[Lines of data]
:::::
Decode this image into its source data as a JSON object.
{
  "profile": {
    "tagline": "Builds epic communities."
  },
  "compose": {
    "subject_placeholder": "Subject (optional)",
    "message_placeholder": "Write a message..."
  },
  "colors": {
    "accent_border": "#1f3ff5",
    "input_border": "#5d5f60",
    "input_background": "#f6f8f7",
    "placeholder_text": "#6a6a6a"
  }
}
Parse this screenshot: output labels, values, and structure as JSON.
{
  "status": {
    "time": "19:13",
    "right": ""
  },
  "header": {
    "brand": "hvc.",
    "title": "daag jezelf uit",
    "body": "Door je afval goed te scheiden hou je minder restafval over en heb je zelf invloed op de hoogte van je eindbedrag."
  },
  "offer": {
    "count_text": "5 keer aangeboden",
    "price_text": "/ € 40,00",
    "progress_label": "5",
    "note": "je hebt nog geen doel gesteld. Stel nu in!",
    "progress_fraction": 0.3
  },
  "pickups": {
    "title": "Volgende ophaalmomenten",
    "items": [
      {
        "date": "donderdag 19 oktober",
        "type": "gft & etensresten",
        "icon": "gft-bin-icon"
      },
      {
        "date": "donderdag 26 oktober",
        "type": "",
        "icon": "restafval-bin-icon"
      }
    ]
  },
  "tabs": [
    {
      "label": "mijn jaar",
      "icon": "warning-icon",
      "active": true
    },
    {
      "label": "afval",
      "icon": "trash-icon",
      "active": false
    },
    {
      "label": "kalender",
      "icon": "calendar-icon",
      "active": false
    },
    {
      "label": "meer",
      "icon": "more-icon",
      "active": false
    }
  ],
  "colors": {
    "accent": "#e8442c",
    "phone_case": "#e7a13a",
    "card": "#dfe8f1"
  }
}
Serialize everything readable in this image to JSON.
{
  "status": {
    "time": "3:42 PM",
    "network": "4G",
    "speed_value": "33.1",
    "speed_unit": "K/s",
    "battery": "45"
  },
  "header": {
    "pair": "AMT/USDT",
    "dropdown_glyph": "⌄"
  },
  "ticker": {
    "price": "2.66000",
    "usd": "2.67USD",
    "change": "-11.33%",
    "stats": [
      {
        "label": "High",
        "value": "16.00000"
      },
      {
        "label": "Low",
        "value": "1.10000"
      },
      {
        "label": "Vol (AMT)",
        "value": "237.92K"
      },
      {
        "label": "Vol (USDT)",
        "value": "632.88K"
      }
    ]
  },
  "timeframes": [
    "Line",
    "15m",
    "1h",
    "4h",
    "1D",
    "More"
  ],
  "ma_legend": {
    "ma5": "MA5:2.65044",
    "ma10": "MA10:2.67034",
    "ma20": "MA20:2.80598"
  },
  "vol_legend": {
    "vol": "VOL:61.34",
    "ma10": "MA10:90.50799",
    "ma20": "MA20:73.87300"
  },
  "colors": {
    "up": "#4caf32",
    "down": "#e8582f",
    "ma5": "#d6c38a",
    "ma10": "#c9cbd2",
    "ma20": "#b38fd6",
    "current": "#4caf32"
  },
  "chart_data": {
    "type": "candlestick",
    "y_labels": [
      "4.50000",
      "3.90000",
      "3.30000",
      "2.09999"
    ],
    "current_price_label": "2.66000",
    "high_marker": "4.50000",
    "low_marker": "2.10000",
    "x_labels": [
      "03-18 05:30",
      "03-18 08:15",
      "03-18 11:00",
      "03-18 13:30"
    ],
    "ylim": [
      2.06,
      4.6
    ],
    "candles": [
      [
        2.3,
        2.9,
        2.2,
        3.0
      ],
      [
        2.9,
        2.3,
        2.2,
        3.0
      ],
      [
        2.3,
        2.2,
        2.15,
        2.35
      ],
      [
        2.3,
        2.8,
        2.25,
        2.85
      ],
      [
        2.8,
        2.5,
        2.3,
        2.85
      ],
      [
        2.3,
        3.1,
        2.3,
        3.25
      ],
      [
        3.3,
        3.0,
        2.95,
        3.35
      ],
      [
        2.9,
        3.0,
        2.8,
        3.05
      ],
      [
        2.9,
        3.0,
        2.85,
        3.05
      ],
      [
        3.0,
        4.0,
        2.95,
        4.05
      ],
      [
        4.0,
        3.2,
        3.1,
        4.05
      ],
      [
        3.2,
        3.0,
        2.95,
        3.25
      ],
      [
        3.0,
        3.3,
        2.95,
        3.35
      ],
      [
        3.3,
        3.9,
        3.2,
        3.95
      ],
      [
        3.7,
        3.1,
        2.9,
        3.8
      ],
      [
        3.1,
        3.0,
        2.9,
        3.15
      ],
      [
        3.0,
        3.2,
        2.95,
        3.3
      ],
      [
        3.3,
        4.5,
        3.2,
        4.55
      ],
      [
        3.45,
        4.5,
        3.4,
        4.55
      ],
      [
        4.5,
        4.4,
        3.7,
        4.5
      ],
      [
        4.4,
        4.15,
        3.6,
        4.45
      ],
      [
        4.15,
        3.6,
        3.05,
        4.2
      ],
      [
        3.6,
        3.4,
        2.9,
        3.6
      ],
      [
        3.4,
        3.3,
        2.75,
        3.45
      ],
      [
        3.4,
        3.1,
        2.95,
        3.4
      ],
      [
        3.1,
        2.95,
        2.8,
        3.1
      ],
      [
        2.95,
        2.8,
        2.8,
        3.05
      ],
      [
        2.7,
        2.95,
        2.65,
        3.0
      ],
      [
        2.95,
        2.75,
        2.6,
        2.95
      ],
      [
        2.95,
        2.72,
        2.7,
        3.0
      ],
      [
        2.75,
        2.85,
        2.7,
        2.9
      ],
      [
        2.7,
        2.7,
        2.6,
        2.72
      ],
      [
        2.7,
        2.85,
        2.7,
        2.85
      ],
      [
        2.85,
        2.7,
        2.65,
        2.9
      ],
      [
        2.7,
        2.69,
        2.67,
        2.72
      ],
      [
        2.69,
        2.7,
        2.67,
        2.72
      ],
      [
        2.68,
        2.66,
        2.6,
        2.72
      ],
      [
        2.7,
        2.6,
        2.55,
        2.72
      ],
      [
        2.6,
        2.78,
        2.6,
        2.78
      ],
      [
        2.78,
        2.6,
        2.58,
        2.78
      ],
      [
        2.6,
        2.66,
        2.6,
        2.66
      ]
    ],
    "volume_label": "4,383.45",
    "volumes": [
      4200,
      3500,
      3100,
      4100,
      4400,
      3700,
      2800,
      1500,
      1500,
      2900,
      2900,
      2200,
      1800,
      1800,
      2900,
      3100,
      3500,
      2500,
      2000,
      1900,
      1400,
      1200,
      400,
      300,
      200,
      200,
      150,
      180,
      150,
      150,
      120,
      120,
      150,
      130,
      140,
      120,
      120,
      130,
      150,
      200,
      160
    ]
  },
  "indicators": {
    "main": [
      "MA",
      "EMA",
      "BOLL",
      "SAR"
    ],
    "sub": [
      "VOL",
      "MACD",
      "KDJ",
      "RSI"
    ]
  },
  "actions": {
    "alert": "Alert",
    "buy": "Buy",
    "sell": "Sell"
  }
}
:::::
Exercise task: Filter for "image". Return all lines that hold it.

Solution to this problem:
Decode this image into its source data as a JSON object.
Serialize everything readable in this image to JSON.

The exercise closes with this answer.